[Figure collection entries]
──────────────────────────────

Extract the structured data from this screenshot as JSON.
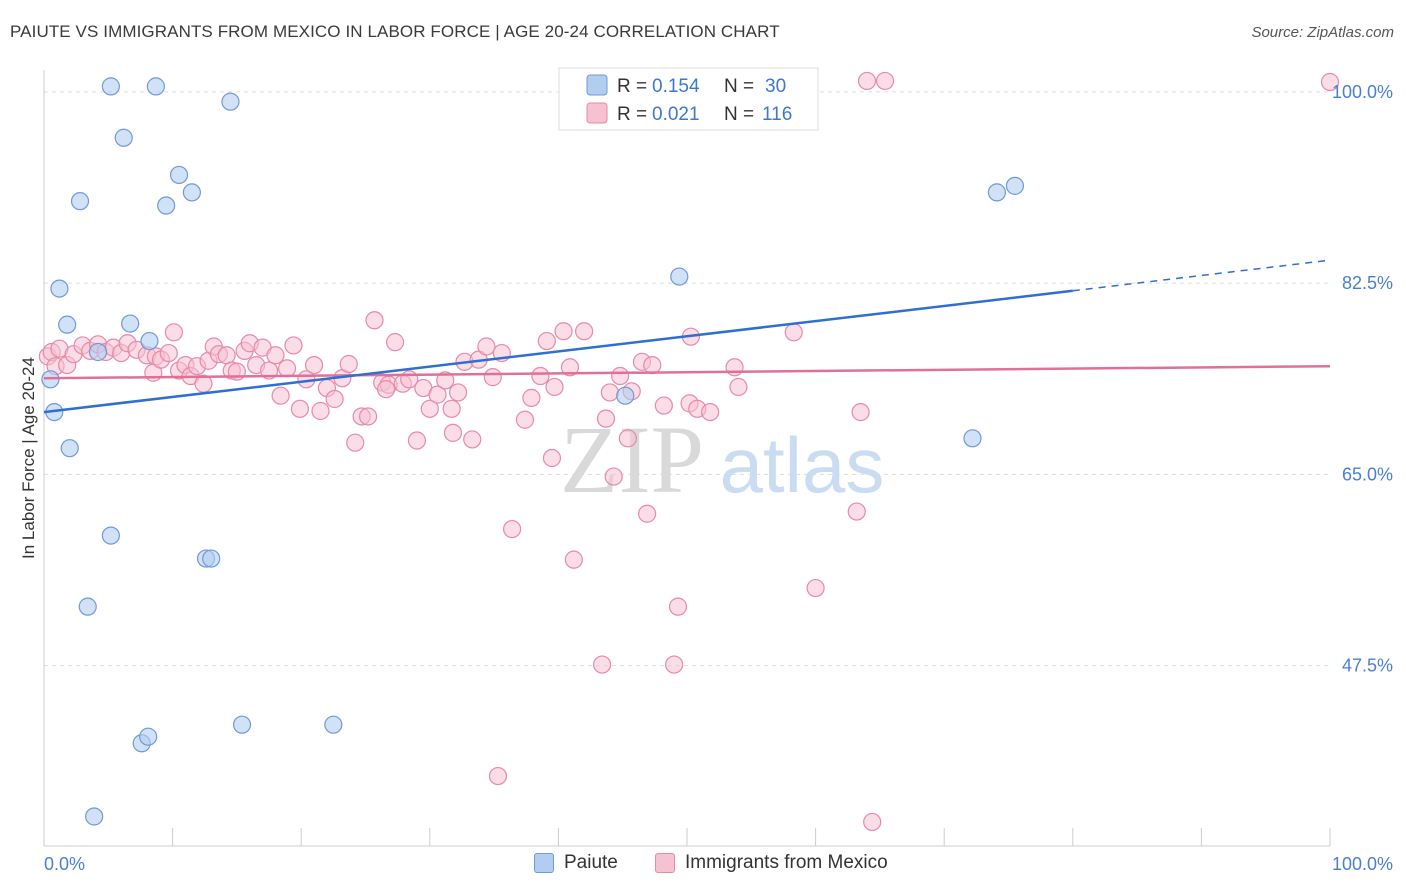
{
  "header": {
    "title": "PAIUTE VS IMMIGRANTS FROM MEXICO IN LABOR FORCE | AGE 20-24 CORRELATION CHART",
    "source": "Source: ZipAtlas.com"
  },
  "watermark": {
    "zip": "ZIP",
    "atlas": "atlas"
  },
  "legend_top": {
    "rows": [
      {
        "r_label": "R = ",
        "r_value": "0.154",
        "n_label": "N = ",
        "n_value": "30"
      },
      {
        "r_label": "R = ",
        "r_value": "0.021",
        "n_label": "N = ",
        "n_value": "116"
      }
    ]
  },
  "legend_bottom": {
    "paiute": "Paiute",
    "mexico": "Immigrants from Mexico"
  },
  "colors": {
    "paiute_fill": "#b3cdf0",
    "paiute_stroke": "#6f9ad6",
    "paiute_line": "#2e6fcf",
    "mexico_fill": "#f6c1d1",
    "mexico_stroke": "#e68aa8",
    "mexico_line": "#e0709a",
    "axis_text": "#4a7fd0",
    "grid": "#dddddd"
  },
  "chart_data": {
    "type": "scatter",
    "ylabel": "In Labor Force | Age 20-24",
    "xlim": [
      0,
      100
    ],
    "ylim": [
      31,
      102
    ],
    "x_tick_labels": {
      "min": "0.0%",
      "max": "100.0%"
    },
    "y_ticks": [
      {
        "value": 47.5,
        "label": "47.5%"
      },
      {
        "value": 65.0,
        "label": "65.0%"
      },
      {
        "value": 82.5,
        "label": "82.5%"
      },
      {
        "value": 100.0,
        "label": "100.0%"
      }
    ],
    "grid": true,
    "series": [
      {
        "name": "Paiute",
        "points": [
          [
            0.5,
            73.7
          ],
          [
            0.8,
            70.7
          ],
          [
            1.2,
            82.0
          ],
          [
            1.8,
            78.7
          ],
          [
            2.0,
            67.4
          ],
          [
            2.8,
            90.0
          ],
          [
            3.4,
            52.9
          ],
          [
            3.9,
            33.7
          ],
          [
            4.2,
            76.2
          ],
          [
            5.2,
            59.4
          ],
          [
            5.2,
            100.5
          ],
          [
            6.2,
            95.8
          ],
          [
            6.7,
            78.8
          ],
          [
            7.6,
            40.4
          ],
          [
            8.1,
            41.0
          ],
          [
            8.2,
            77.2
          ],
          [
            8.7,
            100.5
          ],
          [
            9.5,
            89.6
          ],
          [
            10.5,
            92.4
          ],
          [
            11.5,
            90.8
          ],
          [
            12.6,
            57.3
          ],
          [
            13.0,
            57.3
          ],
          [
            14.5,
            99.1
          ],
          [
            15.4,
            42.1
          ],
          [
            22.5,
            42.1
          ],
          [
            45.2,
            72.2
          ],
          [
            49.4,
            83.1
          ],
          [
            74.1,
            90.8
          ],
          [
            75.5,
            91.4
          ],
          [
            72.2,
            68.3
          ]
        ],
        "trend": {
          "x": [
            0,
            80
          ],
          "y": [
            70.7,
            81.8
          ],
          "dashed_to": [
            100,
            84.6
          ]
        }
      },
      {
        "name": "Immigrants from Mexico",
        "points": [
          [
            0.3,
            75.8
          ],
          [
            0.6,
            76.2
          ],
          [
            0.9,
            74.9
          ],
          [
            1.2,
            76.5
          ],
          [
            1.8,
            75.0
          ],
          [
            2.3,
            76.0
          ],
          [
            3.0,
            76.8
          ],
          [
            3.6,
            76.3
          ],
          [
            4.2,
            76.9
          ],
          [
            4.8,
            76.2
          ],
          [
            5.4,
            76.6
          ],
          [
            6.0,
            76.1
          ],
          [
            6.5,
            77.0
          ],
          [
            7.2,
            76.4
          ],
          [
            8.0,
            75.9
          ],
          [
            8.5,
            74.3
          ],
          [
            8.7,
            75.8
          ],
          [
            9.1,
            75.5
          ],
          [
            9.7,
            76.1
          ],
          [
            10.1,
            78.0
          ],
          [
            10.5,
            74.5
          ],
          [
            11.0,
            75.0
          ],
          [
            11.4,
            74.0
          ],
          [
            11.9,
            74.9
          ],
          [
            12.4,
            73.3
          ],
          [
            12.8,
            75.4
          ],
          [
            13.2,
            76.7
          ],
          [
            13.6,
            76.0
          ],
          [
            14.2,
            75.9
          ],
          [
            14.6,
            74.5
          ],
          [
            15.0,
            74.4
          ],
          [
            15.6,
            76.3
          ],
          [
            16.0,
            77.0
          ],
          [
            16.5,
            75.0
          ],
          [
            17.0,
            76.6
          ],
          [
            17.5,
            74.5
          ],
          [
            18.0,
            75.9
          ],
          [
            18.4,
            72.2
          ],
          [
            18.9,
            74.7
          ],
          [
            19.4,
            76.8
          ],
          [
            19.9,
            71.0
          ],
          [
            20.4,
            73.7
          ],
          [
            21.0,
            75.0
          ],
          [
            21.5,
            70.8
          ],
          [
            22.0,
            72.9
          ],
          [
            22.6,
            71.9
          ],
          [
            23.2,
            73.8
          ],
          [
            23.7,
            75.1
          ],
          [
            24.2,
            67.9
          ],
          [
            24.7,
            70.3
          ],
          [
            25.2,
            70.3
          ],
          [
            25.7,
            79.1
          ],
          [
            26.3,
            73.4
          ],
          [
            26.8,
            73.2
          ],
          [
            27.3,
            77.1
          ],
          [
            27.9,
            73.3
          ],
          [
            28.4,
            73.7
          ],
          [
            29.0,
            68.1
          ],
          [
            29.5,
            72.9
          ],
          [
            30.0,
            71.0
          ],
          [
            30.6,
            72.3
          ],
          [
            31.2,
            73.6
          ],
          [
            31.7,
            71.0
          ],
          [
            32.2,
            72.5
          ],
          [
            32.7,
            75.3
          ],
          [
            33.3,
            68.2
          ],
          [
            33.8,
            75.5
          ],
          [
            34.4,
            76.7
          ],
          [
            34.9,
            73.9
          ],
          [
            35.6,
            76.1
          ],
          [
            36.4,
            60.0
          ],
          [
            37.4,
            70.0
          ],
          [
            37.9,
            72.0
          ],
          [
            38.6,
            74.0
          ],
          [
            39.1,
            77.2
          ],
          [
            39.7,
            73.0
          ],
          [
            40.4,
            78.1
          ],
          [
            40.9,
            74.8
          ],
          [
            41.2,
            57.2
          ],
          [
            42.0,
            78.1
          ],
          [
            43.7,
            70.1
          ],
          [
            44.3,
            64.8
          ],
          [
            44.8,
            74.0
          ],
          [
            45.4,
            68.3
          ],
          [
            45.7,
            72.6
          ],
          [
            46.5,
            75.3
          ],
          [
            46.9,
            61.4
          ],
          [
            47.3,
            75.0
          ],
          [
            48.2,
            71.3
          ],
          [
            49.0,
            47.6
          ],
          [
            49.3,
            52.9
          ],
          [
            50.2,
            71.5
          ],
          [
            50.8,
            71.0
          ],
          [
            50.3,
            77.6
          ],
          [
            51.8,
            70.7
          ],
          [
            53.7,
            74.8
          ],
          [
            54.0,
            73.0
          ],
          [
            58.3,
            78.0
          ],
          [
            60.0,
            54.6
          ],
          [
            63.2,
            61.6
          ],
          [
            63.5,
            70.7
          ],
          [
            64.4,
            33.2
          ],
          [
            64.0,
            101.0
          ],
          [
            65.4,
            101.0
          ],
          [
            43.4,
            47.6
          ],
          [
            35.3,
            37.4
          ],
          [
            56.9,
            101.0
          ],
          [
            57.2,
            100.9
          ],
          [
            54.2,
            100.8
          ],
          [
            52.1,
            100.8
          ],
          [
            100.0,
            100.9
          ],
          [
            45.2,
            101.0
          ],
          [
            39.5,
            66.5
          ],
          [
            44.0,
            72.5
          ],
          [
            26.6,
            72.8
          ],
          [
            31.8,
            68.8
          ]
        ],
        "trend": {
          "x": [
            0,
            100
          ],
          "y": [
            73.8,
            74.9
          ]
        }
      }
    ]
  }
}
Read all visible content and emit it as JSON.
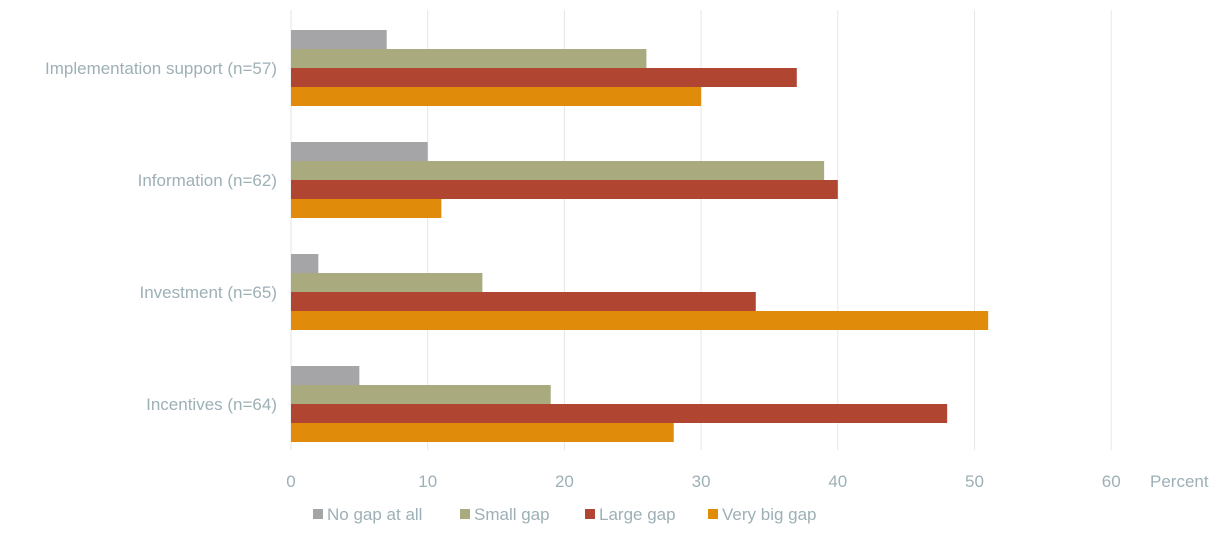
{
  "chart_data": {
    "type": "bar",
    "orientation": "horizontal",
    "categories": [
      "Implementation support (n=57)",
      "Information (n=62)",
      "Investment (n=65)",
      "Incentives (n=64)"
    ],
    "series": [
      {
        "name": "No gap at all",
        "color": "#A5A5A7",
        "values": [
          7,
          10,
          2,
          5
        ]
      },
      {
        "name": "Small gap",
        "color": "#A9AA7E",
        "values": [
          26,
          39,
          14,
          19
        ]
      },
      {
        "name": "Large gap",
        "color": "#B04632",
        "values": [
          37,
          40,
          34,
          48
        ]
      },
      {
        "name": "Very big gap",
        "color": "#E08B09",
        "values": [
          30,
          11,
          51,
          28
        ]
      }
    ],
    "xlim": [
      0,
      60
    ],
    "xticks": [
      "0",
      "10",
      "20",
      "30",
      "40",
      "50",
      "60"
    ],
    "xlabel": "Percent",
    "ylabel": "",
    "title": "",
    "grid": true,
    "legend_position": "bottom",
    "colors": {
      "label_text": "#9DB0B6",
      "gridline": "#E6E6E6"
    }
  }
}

──────────────────────────────

WRITTEN REQUEST.
Extract every line from the records above that contains the word "title".

FINAL RESULT.
    "title": "PAIUTE VS IMMIGRANTS FROM MEXICO IN LABOR FORCE | AGE 20-24 CORRELATION CHART",
    "title": "",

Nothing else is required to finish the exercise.